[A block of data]
——————

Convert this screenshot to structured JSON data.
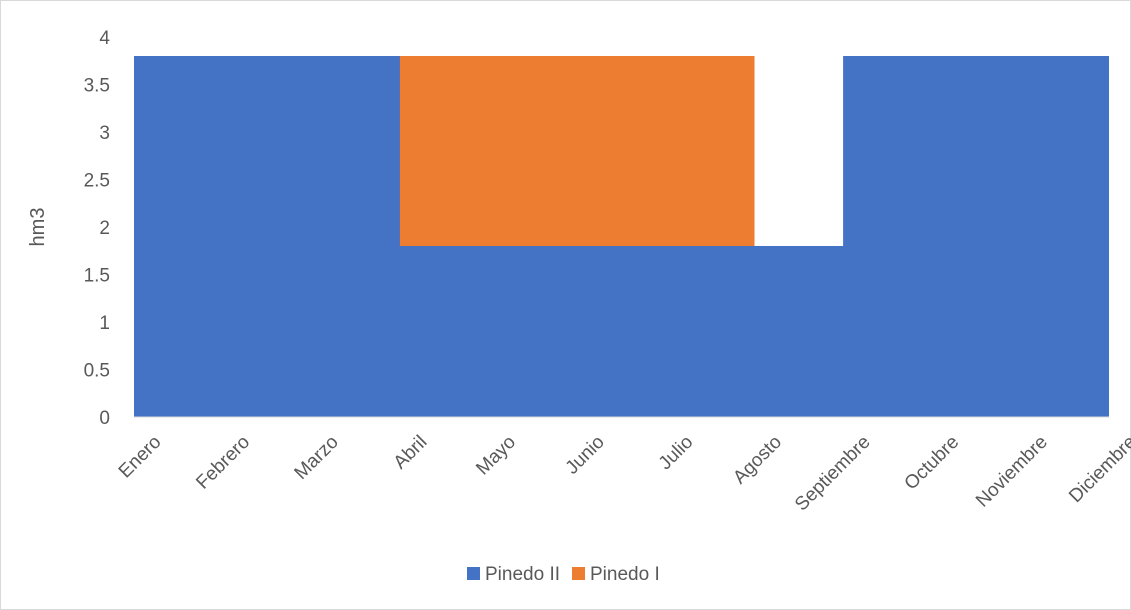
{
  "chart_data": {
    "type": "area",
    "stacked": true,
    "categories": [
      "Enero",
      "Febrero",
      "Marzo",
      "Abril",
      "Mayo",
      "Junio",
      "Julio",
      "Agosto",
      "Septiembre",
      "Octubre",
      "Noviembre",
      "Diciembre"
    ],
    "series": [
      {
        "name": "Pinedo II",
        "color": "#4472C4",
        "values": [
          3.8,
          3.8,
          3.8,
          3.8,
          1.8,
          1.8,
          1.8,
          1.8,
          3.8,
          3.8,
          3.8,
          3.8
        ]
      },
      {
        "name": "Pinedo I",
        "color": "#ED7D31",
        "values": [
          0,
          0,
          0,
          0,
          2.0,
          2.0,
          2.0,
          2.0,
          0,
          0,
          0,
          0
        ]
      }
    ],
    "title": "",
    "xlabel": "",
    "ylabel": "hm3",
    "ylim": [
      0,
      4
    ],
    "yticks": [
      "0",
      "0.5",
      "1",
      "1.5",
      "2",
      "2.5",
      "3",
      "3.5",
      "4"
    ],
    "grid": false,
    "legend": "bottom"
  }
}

——————

_Short exercise_
Omit each picture, then return all of the listing exactly as it stands.

_Task answer_
Convert this screenshot to structured JSON data.
{
  "chart_data": {
    "type": "area",
    "stacked": true,
    "categories": [
      "Enero",
      "Febrero",
      "Marzo",
      "Abril",
      "Mayo",
      "Junio",
      "Julio",
      "Agosto",
      "Septiembre",
      "Octubre",
      "Noviembre",
      "Diciembre"
    ],
    "series": [
      {
        "name": "Pinedo II",
        "color": "#4472C4",
        "values": [
          3.8,
          3.8,
          3.8,
          3.8,
          1.8,
          1.8,
          1.8,
          1.8,
          3.8,
          3.8,
          3.8,
          3.8
        ]
      },
      {
        "name": "Pinedo I",
        "color": "#ED7D31",
        "values": [
          0,
          0,
          0,
          0,
          2.0,
          2.0,
          2.0,
          2.0,
          0,
          0,
          0,
          0
        ]
      }
    ],
    "title": "",
    "xlabel": "",
    "ylabel": "hm3",
    "ylim": [
      0,
      4
    ],
    "yticks": [
      "0",
      "0.5",
      "1",
      "1.5",
      "2",
      "2.5",
      "3",
      "3.5",
      "4"
    ],
    "grid": false,
    "legend": "bottom"
  }
}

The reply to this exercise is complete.